_Given instruction_
Print the records again, character for character.

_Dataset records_
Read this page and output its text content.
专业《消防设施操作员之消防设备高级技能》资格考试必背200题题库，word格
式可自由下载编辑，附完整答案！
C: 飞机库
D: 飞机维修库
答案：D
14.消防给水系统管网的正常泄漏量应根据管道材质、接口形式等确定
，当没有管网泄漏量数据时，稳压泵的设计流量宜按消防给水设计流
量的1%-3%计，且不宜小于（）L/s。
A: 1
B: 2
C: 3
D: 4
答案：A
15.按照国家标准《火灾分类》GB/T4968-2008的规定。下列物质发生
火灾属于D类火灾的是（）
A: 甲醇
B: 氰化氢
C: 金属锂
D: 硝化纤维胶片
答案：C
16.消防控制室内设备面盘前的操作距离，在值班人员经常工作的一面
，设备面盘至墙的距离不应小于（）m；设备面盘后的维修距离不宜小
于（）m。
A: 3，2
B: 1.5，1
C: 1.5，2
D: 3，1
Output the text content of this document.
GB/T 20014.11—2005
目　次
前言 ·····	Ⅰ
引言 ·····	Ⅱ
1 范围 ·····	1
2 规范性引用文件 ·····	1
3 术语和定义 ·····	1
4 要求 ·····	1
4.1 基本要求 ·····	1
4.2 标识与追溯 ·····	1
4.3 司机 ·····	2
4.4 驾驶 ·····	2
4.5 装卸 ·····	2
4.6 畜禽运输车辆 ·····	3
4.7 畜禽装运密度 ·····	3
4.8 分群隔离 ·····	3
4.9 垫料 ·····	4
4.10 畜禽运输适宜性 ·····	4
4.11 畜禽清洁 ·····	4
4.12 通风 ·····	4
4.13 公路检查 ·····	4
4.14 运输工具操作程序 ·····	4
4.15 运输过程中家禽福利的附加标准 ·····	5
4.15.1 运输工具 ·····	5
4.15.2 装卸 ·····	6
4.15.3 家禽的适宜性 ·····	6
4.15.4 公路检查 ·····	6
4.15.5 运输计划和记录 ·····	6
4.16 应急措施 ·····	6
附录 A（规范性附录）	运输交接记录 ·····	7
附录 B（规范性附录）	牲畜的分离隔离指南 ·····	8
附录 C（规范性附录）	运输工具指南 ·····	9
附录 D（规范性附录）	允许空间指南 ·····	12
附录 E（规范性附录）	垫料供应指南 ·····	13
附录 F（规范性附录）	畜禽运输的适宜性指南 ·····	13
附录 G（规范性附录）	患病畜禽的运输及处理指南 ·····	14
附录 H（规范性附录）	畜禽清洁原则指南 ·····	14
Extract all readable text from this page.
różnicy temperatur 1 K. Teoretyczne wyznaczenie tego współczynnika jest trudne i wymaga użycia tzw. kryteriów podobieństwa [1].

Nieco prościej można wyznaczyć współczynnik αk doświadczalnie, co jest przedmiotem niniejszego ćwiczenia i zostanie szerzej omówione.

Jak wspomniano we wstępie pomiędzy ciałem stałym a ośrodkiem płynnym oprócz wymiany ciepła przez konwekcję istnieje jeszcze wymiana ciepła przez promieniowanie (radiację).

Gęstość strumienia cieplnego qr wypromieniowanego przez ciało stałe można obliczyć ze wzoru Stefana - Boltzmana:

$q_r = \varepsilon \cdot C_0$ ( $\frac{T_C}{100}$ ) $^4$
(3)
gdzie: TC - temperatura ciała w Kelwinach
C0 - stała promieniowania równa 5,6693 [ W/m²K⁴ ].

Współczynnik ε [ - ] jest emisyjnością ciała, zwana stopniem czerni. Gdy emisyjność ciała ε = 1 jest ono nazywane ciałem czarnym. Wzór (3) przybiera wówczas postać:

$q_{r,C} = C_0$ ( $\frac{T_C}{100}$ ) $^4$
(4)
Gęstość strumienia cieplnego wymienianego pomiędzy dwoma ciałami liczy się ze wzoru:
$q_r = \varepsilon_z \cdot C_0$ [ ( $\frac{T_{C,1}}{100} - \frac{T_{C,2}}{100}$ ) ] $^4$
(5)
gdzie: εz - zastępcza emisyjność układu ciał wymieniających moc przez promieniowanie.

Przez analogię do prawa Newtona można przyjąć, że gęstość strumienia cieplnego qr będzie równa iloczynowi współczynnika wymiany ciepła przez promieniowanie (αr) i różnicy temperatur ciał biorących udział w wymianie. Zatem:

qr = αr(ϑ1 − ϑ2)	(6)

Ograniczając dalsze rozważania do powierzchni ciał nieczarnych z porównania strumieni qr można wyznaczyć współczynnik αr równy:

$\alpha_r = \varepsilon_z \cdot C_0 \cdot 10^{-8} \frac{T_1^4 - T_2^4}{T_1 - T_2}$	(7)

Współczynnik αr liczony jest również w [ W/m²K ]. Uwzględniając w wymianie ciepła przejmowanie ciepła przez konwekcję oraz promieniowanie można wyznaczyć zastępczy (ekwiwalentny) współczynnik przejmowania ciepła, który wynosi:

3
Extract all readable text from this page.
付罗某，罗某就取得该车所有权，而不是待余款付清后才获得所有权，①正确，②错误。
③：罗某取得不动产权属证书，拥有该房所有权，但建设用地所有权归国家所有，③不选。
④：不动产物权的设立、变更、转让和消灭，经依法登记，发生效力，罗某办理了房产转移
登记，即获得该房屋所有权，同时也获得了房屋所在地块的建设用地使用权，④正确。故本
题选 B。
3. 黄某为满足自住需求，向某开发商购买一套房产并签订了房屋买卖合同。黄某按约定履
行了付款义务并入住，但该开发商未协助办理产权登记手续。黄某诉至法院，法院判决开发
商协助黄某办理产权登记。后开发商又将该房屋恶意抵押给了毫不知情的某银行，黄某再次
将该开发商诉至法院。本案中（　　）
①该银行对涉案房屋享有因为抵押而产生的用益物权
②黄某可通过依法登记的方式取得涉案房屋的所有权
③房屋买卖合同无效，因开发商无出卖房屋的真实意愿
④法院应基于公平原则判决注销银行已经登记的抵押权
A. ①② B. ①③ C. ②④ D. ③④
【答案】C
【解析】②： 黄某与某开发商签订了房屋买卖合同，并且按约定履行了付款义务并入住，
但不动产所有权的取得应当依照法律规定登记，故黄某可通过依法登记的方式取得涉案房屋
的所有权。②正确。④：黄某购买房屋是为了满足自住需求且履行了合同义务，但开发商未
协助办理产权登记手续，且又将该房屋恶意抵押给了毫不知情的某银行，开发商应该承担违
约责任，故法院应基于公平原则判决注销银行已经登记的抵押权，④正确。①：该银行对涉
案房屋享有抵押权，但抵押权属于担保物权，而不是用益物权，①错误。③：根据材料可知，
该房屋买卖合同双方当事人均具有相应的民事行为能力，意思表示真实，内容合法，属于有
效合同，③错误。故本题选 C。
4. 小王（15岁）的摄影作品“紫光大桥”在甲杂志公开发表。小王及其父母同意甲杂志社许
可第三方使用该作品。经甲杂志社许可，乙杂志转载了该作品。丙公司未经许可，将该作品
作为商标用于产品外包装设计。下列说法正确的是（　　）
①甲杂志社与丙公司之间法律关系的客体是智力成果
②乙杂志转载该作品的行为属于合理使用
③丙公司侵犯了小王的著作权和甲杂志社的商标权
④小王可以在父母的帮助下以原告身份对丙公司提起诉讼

_Worked answer_
Read this page and output its text content.
专业《消防设施操作员之消防设备高级技能》资格考试必背200题题库，word格
式可自由下载编辑，附完整答案！
C: 飞机库
D: 飞机维修库
答案：D
14.消防给水系统管网的正常泄漏量应根据管道材质、接口形式等确定
，当没有管网泄漏量数据时，稳压泵的设计流量宜按消防给水设计流
量的1%-3%计，且不宜小于（）L/s。
A: 1
B: 2
C: 3
D: 4
答案：A
15.按照国家标准《火灾分类》GB/T4968-2008的规定。下列物质发生
火灾属于D类火灾的是（）
A: 甲醇
B: 氰化氢
C: 金属锂
D: 硝化纤维胶片
答案：C
16.消防控制室内设备面盘前的操作距离，在值班人员经常工作的一面
，设备面盘至墙的距离不应小于（）m；设备面盘后的维修距离不宜小
于（）m。
A: 3，2
B: 1.5，1
C: 1.5，2
D: 3，1
Output the text content of this document.
GB/T 20014.11—2005
目　次
前言 ·····	Ⅰ
引言 ·····	Ⅱ
1 范围 ·····	1
2 规范性引用文件 ·····	1
3 术语和定义 ·····	1
4 要求 ·····	1
4.1 基本要求 ·····	1
4.2 标识与追溯 ·····	1
4.3 司机 ·····	2
4.4 驾驶 ·····	2
4.5 装卸 ·····	2
4.6 畜禽运输车辆 ·····	3
4.7 畜禽装运密度 ·····	3
4.8 分群隔离 ·····	3
4.9 垫料 ·····	4
4.10 畜禽运输适宜性 ·····	4
4.11 畜禽清洁 ·····	4
4.12 通风 ·····	4
4.13 公路检查 ·····	4
4.14 运输工具操作程序 ·····	4
4.15 运输过程中家禽福利的附加标准 ·····	5
4.15.1 运输工具 ·····	5
4.15.2 装卸 ·····	6
4.15.3 家禽的适宜性 ·····	6
4.15.4 公路检查 ·····	6
4.15.5 运输计划和记录 ·····	6
4.16 应急措施 ·····	6
附录 A（规范性附录）	运输交接记录 ·····	7
附录 B（规范性附录）	牲畜的分离隔离指南 ·····	8
附录 C（规范性附录）	运输工具指南 ·····	9
附录 D（规范性附录）	允许空间指南 ·····	12
附录 E（规范性附录）	垫料供应指南 ·····	13
附录 F（规范性附录）	畜禽运输的适宜性指南 ·····	13
附录 G（规范性附录）	患病畜禽的运输及处理指南 ·····	14
附录 H（规范性附录）	畜禽清洁原则指南 ·····	14
Extract all readable text from this page.
różnicy temperatur 1 K. Teoretyczne wyznaczenie tego współczynnika jest trudne i wymaga użycia tzw. kryteriów podobieństwa [1].

Nieco prościej można wyznaczyć współczynnik αk doświadczalnie, co jest przedmiotem niniejszego ćwiczenia i zostanie szerzej omówione.

Jak wspomniano we wstępie pomiędzy ciałem stałym a ośrodkiem płynnym oprócz wymiany ciepła przez konwekcję istnieje jeszcze wymiana ciepła przez promieniowanie (radiację).

Gęstość strumienia cieplnego qr wypromieniowanego przez ciało stałe można obliczyć ze wzoru Stefana - Boltzmana:

$q_r = \varepsilon \cdot C_0$ ( $\frac{T_C}{100}$ ) $^4$
(3)
gdzie: TC - temperatura ciała w Kelwinach
C0 - stała promieniowania równa 5,6693 [ W/m²K⁴ ].

Współczynnik ε [ - ] jest emisyjnością ciała, zwana stopniem czerni. Gdy emisyjność ciała ε = 1 jest ono nazywane ciałem czarnym. Wzór (3) przybiera wówczas postać:

$q_{r,C} = C_0$ ( $\frac{T_C}{100}$ ) $^4$
(4)
Gęstość strumienia cieplnego wymienianego pomiędzy dwoma ciałami liczy się ze wzoru:
$q_r = \varepsilon_z \cdot C_0$ [ ( $\frac{T_{C,1}}{100} - \frac{T_{C,2}}{100}$ ) ] $^4$
(5)
gdzie: εz - zastępcza emisyjność układu ciał wymieniających moc przez promieniowanie.

Przez analogię do prawa Newtona można przyjąć, że gęstość strumienia cieplnego qr będzie równa iloczynowi współczynnika wymiany ciepła przez promieniowanie (αr) i różnicy temperatur ciał biorących udział w wymianie. Zatem:

qr = αr(ϑ1 − ϑ2)	(6)

Ograniczając dalsze rozważania do powierzchni ciał nieczarnych z porównania strumieni qr można wyznaczyć współczynnik αr równy:

$\alpha_r = \varepsilon_z \cdot C_0 \cdot 10^{-8} \frac{T_1^4 - T_2^4}{T_1 - T_2}$	(7)

Współczynnik αr liczony jest również w [ W/m²K ]. Uwzględniając w wymianie ciepła przejmowanie ciepła przez konwekcję oraz promieniowanie można wyznaczyć zastępczy (ekwiwalentny) współczynnik przejmowania ciepła, który wynosi:

3
Extract all readable text from this page.
付罗某，罗某就取得该车所有权，而不是待余款付清后才获得所有权，①正确，②错误。
③：罗某取得不动产权属证书，拥有该房所有权，但建设用地所有权归国家所有，③不选。
④：不动产物权的设立、变更、转让和消灭，经依法登记，发生效力，罗某办理了房产转移
登记，即获得该房屋所有权，同时也获得了房屋所在地块的建设用地使用权，④正确。故本
题选 B。
3. 黄某为满足自住需求，向某开发商购买一套房产并签订了房屋买卖合同。黄某按约定履
行了付款义务并入住，但该开发商未协助办理产权登记手续。黄某诉至法院，法院判决开发
商协助黄某办理产权登记。后开发商又将该房屋恶意抵押给了毫不知情的某银行，黄某再次
将该开发商诉至法院。本案中（　　）
①该银行对涉案房屋享有因为抵押而产生的用益物权
②黄某可通过依法登记的方式取得涉案房屋的所有权
③房屋买卖合同无效，因开发商无出卖房屋的真实意愿
④法院应基于公平原则判决注销银行已经登记的抵押权
A. ①② B. ①③ C. ②④ D. ③④
【答案】C
【解析】②： 黄某与某开发商签订了房屋买卖合同，并且按约定履行了付款义务并入住，
但不动产所有权的取得应当依照法律规定登记，故黄某可通过依法登记的方式取得涉案房屋
的所有权。②正确。④：黄某购买房屋是为了满足自住需求且履行了合同义务，但开发商未
协助办理产权登记手续，且又将该房屋恶意抵押给了毫不知情的某银行，开发商应该承担违
约责任，故法院应基于公平原则判决注销银行已经登记的抵押权，④正确。①：该银行对涉
案房屋享有抵押权，但抵押权属于担保物权，而不是用益物权，①错误。③：根据材料可知，
该房屋买卖合同双方当事人均具有相应的民事行为能力，意思表示真实，内容合法，属于有
效合同，③错误。故本题选 C。
4. 小王（15岁）的摄影作品“紫光大桥”在甲杂志公开发表。小王及其父母同意甲杂志社许
可第三方使用该作品。经甲杂志社许可，乙杂志转载了该作品。丙公司未经许可，将该作品
作为商标用于产品外包装设计。下列说法正确的是（　　）
①甲杂志社与丙公司之间法律关系的客体是智力成果
②乙杂志转载该作品的行为属于合理使用
③丙公司侵犯了小王的著作权和甲杂志社的商标权
④小王可以在父母的帮助下以原告身份对丙公司提起诉讼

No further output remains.